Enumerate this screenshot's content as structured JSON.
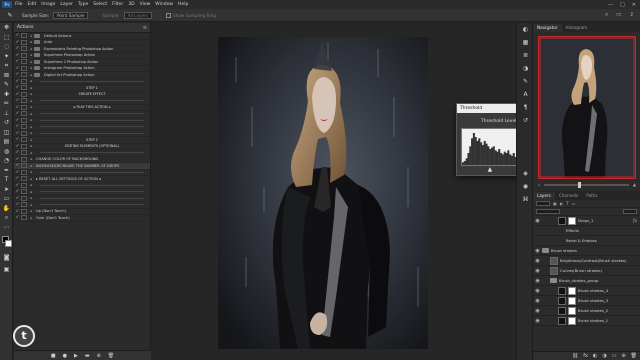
{
  "menubar": {
    "logo": "Ps",
    "items": [
      "File",
      "Edit",
      "Image",
      "Layer",
      "Type",
      "Select",
      "Filter",
      "3D",
      "View",
      "Window",
      "Help"
    ],
    "window_controls": [
      "—",
      "□",
      "✕"
    ]
  },
  "options_bar": {
    "sample_size_label": "Sample Size:",
    "sample_size_value": "Point Sample",
    "sample_label": "Sample:",
    "sample_value": "All Layers",
    "show_ring_label": "Show Sampling Ring"
  },
  "actions_panel": {
    "title": "Actions",
    "rows": [
      {
        "kind": "set",
        "text": "Default Actions"
      },
      {
        "kind": "set",
        "text": "Auto"
      },
      {
        "kind": "set",
        "text": "Expressions Painting Photoshop Action"
      },
      {
        "kind": "set",
        "text": "Superhero Photoshop Action"
      },
      {
        "kind": "set",
        "text": "Superhero 2 Photoshop Action"
      },
      {
        "kind": "set",
        "text": "Instagram Photoshop Action"
      },
      {
        "kind": "set",
        "text": "Digital Art Photoshop Action"
      },
      {
        "kind": "line",
        "text": ""
      },
      {
        "kind": "center",
        "text": "STEP 1"
      },
      {
        "kind": "center",
        "text": "CREATE EFFECT"
      },
      {
        "kind": "line",
        "text": ""
      },
      {
        "kind": "center",
        "text": "▸ PLAY THIS ACTION ◂"
      },
      {
        "kind": "line",
        "text": ""
      },
      {
        "kind": "line",
        "text": ""
      },
      {
        "kind": "line",
        "text": ""
      },
      {
        "kind": "line",
        "text": ""
      },
      {
        "kind": "center",
        "text": "STEP 2"
      },
      {
        "kind": "center",
        "text": "EDITING ELEMENTS (OPTIONAL)"
      },
      {
        "kind": "line",
        "text": ""
      },
      {
        "kind": "item",
        "text": "CHANGE COLOR OF BACKGROUND"
      },
      {
        "kind": "item_sel",
        "text": "INCREASE/DECREASE THE NUMBER OF DROPS"
      },
      {
        "kind": "line",
        "text": ""
      },
      {
        "kind": "item",
        "text": "▸ RESET ALL SETTINGS OF ACTION ◂"
      },
      {
        "kind": "line",
        "text": ""
      },
      {
        "kind": "line",
        "text": ""
      },
      {
        "kind": "line",
        "text": ""
      },
      {
        "kind": "line",
        "text": ""
      },
      {
        "kind": "item",
        "text": "Up (Don't Touch)"
      },
      {
        "kind": "item",
        "text": "Over (Don't Touch)"
      }
    ],
    "footer_icons": [
      "■",
      "●",
      "▶",
      "▬",
      "⊕",
      "🗑"
    ]
  },
  "watermark_letter": "t",
  "threshold_dialog": {
    "title": "Threshold",
    "level_label": "Threshold Level:",
    "level_value": "85",
    "level_fraction": 0.333,
    "ok_label": "OK",
    "cancel_label": "Cancel",
    "preview_label": "Preview",
    "preview_checked": true,
    "histogram": [
      2,
      3,
      5,
      9,
      14,
      20,
      24,
      21,
      18,
      20,
      17,
      15,
      18,
      16,
      14,
      12,
      13,
      14,
      11,
      10,
      12,
      9,
      8,
      10,
      9,
      11,
      8,
      7,
      9,
      6,
      8,
      7,
      6,
      5,
      7,
      6,
      5,
      4,
      5,
      3,
      4,
      3,
      2,
      3,
      2,
      2,
      1,
      1
    ]
  },
  "right_panel": {
    "nav_tabs": [
      "Navigator",
      "Histogram"
    ],
    "zoom_value": "",
    "layer_tabs": [
      "Layers",
      "Channels",
      "Paths"
    ],
    "layers": [
      {
        "name": "Drops_1",
        "type": "layer",
        "indent": 2,
        "fx": true,
        "selected": false
      },
      {
        "name": "Effects",
        "type": "effect",
        "indent": 3
      },
      {
        "name": "Bevel & Emboss",
        "type": "effect",
        "indent": 3
      },
      {
        "name": "Brush strokes",
        "type": "group",
        "indent": 0
      },
      {
        "name": "Brightness/Contrast(Brush strokes)",
        "type": "adj",
        "indent": 1
      },
      {
        "name": "Curves(Brush strokes)",
        "type": "adj",
        "indent": 1
      },
      {
        "name": "Brush_strokes_group",
        "type": "group",
        "indent": 1
      },
      {
        "name": "Brush strokes_4",
        "type": "layer",
        "indent": 2
      },
      {
        "name": "Brush strokes_3",
        "type": "layer",
        "indent": 2
      },
      {
        "name": "Brush strokes_2",
        "type": "layer",
        "indent": 2
      },
      {
        "name": "Brush strokes_1",
        "type": "layer",
        "indent": 2
      }
    ],
    "footer_icons": [
      "⛓",
      "fx",
      "◐",
      "◑",
      "▭",
      "⊕",
      "🗑"
    ]
  },
  "colors": {
    "accent": "#c62a2a",
    "dialog_input_border": "#6aa3ff"
  }
}
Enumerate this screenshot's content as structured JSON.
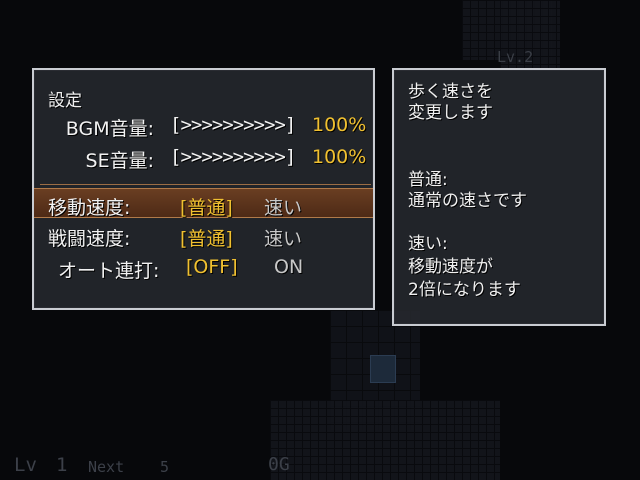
········
What is being asked —
Check each line of the records for the word "Touch", and show the lines that contain it.

Solution below —
        "text": "Up (Don't Touch)"
        "text": "Over (Don't Touch)"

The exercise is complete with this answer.